* **Instructions for the task**
Every line of the records must be repeated exactly; pictures stay out.

* **Stored data**

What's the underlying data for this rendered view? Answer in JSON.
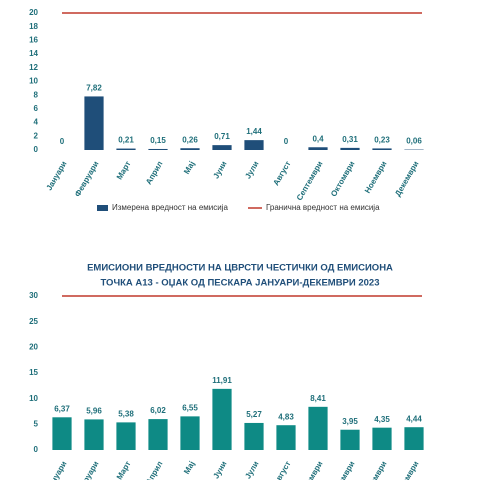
{
  "chart_data": [
    {
      "type": "bar",
      "categories": [
        "Јануари",
        "Февруари",
        "Март",
        "Април",
        "Мај",
        "Јуни",
        "Јули",
        "Август",
        "Септември",
        "Октомври",
        "Ноември",
        "Декември"
      ],
      "series": [
        {
          "name": "Измерена вредност на емисија",
          "color": "#1f4e79",
          "values": [
            0,
            7.82,
            0.21,
            0.15,
            0.26,
            0.71,
            1.44,
            0,
            0.4,
            0.31,
            0.23,
            0.06
          ],
          "value_labels": [
            "0",
            "7,82",
            "0,21",
            "0,15",
            "0,26",
            "0,71",
            "1,44",
            "0",
            "0,4",
            "0,31",
            "0,23",
            "0,06"
          ]
        }
      ],
      "limit_line": {
        "name": "Гранична вредност на емисија",
        "value": 20,
        "color": "#c0392b"
      },
      "ylim": [
        0,
        20
      ],
      "yticks": [
        0,
        2,
        4,
        6,
        8,
        10,
        12,
        14,
        16,
        18,
        20
      ],
      "legend": "bottom"
    },
    {
      "type": "bar",
      "title": [
        "ЕМИСИОНИ ВРЕДНОСТИ НА ЦВРСТИ ЧЕСТИЧКИ ОД ЕМИСИОНА",
        "ТОЧКА А13 - ОЏАК ОД ПЕСКАРА ЈАНУАРИ-ДЕКЕМВРИ 2023"
      ],
      "categories": [
        "Јануари",
        "Февруари",
        "Март",
        "Април",
        "Мај",
        "Јуни",
        "Јули",
        "Август",
        "Септември",
        "Октомври",
        "Ноември",
        "Декември"
      ],
      "series": [
        {
          "color": "#0e8a85",
          "values": [
            6.37,
            5.96,
            5.38,
            6.02,
            6.55,
            11.91,
            5.27,
            4.83,
            8.41,
            3.95,
            4.35,
            4.44
          ],
          "value_labels": [
            "6,37",
            "5,96",
            "5,38",
            "6,02",
            "6,55",
            "11,91",
            "5,27",
            "4,83",
            "8,41",
            "3,95",
            "4,35",
            "4,44"
          ]
        }
      ],
      "limit_line": {
        "value": 30,
        "color": "#c0392b"
      },
      "ylim": [
        0,
        30
      ],
      "yticks": [
        0,
        5,
        10,
        15,
        20,
        25,
        30
      ]
    }
  ]
}
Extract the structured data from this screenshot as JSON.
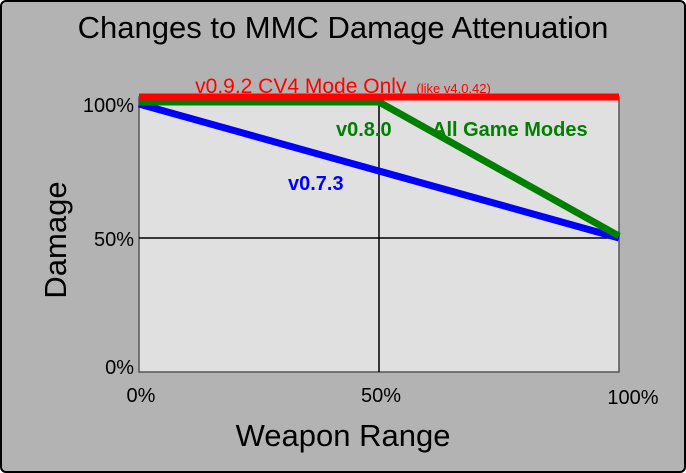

* **Exercise solution**
What's the underlying data for this rendered view? Answer in JSON.
{
  "chart_data": [
    {
      "type": "bar",
      "categories": [
        "Јануари",
        "Февруари",
        "Март",
        "Април",
        "Мај",
        "Јуни",
        "Јули",
        "Август",
        "Септември",
        "Октомври",
        "Ноември",
        "Декември"
      ],
      "series": [
        {
          "name": "Измерена вредност на емисија",
          "color": "#1f4e79",
          "values": [
            0,
            7.82,
            0.21,
            0.15,
            0.26,
            0.71,
            1.44,
            0,
            0.4,
            0.31,
            0.23,
            0.06
          ],
          "value_labels": [
            "0",
            "7,82",
            "0,21",
            "0,15",
            "0,26",
            "0,71",
            "1,44",
            "0",
            "0,4",
            "0,31",
            "0,23",
            "0,06"
          ]
        }
      ],
      "limit_line": {
        "name": "Гранична вредност на емисија",
        "value": 20,
        "color": "#c0392b"
      },
      "ylim": [
        0,
        20
      ],
      "yticks": [
        0,
        2,
        4,
        6,
        8,
        10,
        12,
        14,
        16,
        18,
        20
      ],
      "legend": "bottom"
    },
    {
      "type": "bar",
      "title": [
        "ЕМИСИОНИ ВРЕДНОСТИ НА ЦВРСТИ ЧЕСТИЧКИ ОД ЕМИСИОНА",
        "ТОЧКА А13 - ОЏАК ОД ПЕСКАРА ЈАНУАРИ-ДЕКЕМВРИ 2023"
      ],
      "categories": [
        "Јануари",
        "Февруари",
        "Март",
        "Април",
        "Мај",
        "Јуни",
        "Јули",
        "Август",
        "Септември",
        "Октомври",
        "Ноември",
        "Декември"
      ],
      "series": [
        {
          "color": "#0e8a85",
          "values": [
            6.37,
            5.96,
            5.38,
            6.02,
            6.55,
            11.91,
            5.27,
            4.83,
            8.41,
            3.95,
            4.35,
            4.44
          ],
          "value_labels": [
            "6,37",
            "5,96",
            "5,38",
            "6,02",
            "6,55",
            "11,91",
            "5,27",
            "4,83",
            "8,41",
            "3,95",
            "4,35",
            "4,44"
          ]
        }
      ],
      "limit_line": {
        "value": 30,
        "color": "#c0392b"
      },
      "ylim": [
        0,
        30
      ],
      "yticks": [
        0,
        5,
        10,
        15,
        20,
        25,
        30
      ]
    }
  ]
}
Extract the structured data from this screenshot as JSON.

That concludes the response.